▸ PROVIDED ENTRIES:
☆ ☆ ☆ ☆ ☆

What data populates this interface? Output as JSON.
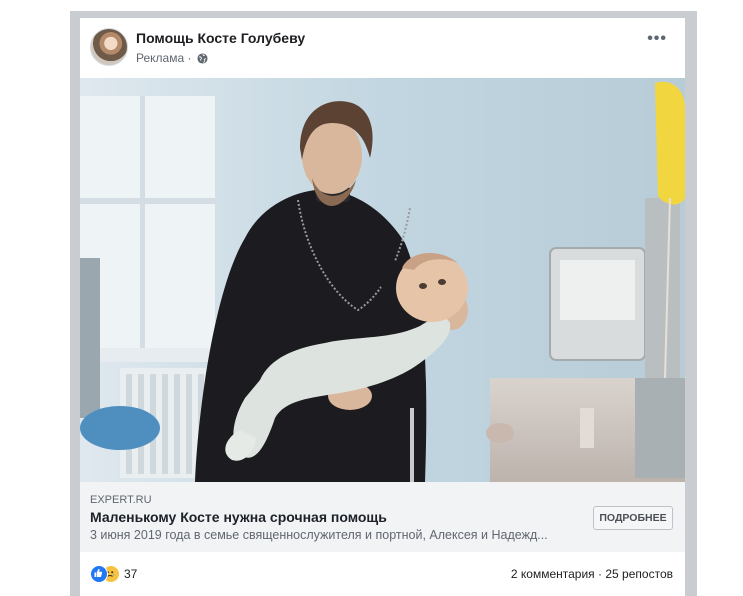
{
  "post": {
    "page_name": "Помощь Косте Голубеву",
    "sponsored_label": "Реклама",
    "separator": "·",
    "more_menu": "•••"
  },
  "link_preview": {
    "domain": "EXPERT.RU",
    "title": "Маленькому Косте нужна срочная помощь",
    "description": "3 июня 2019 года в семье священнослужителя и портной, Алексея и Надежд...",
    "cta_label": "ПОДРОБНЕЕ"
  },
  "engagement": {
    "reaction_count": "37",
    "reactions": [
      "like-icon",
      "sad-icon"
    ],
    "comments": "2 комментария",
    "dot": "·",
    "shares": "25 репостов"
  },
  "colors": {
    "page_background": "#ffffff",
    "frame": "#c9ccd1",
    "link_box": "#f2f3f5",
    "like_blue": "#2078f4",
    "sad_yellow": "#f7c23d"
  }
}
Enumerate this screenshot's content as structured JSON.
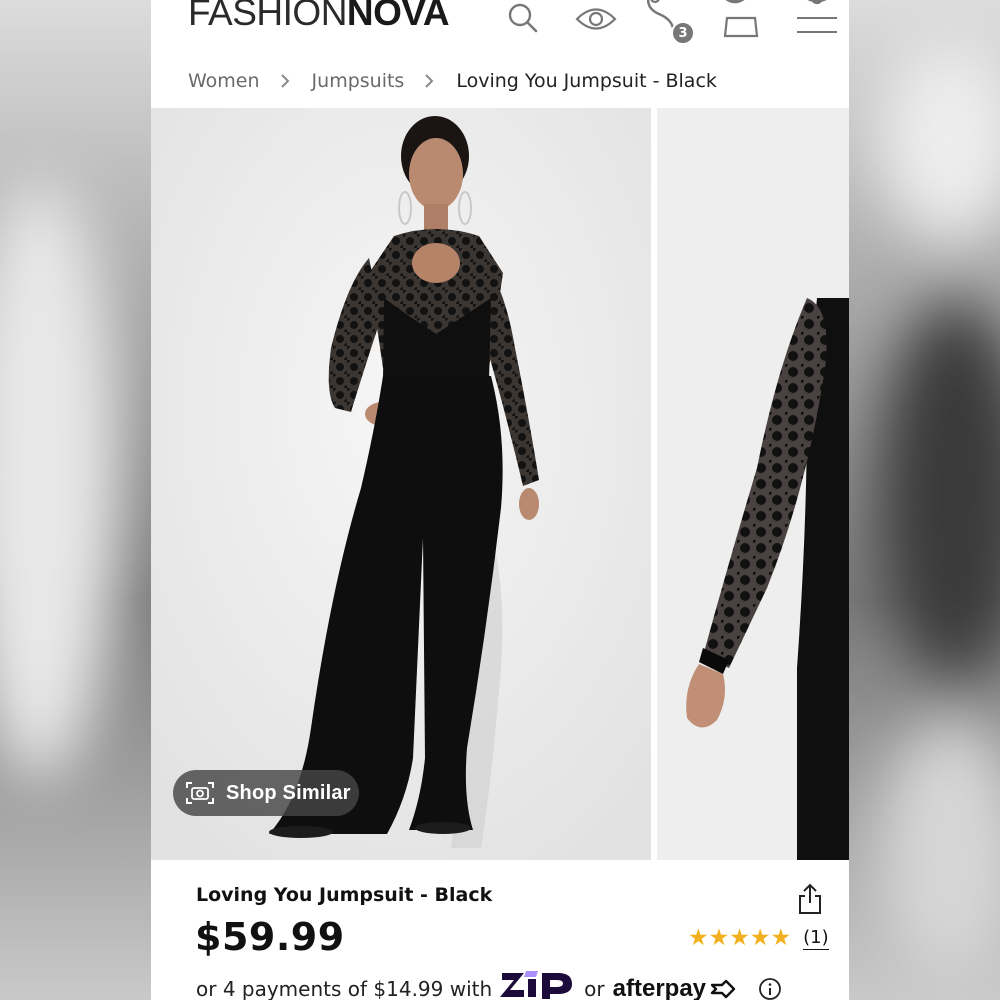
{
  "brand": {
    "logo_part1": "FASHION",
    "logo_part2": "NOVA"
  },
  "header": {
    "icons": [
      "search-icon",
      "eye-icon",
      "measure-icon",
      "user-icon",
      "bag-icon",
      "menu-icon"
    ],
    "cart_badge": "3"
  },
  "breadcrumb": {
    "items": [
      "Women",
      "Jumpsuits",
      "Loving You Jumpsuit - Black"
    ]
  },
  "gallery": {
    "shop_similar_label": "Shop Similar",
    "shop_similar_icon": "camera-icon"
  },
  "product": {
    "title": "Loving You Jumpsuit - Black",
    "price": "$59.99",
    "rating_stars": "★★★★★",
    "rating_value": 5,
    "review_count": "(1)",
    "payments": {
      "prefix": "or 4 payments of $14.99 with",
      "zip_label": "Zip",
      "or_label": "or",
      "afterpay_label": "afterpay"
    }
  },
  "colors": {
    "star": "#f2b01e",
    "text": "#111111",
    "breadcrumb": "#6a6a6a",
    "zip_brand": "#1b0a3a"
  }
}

☆ ☆ ☆ ☆ ☆

▸ WHAT IS ASKED: Quote the material word for word, dropping any images it holds.

▸ FINAL ANSWER:
What data populates this interface? Output as JSON.
{
  "post": {
    "page_name": "Помощь Косте Голубеву",
    "sponsored_label": "Реклама",
    "separator": "·",
    "more_menu": "•••"
  },
  "link_preview": {
    "domain": "EXPERT.RU",
    "title": "Маленькому Косте нужна срочная помощь",
    "description": "3 июня 2019 года в семье священнослужителя и портной, Алексея и Надежд...",
    "cta_label": "ПОДРОБНЕЕ"
  },
  "engagement": {
    "reaction_count": "37",
    "reactions": [
      "like-icon",
      "sad-icon"
    ],
    "comments": "2 комментария",
    "dot": "·",
    "shares": "25 репостов"
  },
  "colors": {
    "page_background": "#ffffff",
    "frame": "#c9ccd1",
    "link_box": "#f2f3f5",
    "like_blue": "#2078f4",
    "sad_yellow": "#f7c23d"
  }
}
Enumerate this screenshot's content as structured JSON.
{
  "brand": {
    "logo_part1": "FASHION",
    "logo_part2": "NOVA"
  },
  "header": {
    "icons": [
      "search-icon",
      "eye-icon",
      "measure-icon",
      "user-icon",
      "bag-icon",
      "menu-icon"
    ],
    "cart_badge": "3"
  },
  "breadcrumb": {
    "items": [
      "Women",
      "Jumpsuits",
      "Loving You Jumpsuit - Black"
    ]
  },
  "gallery": {
    "shop_similar_label": "Shop Similar",
    "shop_similar_icon": "camera-icon"
  },
  "product": {
    "title": "Loving You Jumpsuit - Black",
    "price": "$59.99",
    "rating_stars": "★★★★★",
    "rating_value": 5,
    "review_count": "(1)",
    "payments": {
      "prefix": "or 4 payments of $14.99 with",
      "zip_label": "Zip",
      "or_label": "or",
      "afterpay_label": "afterpay"
    }
  },
  "colors": {
    "star": "#f2b01e",
    "text": "#111111",
    "breadcrumb": "#6a6a6a",
    "zip_brand": "#1b0a3a"
  }
}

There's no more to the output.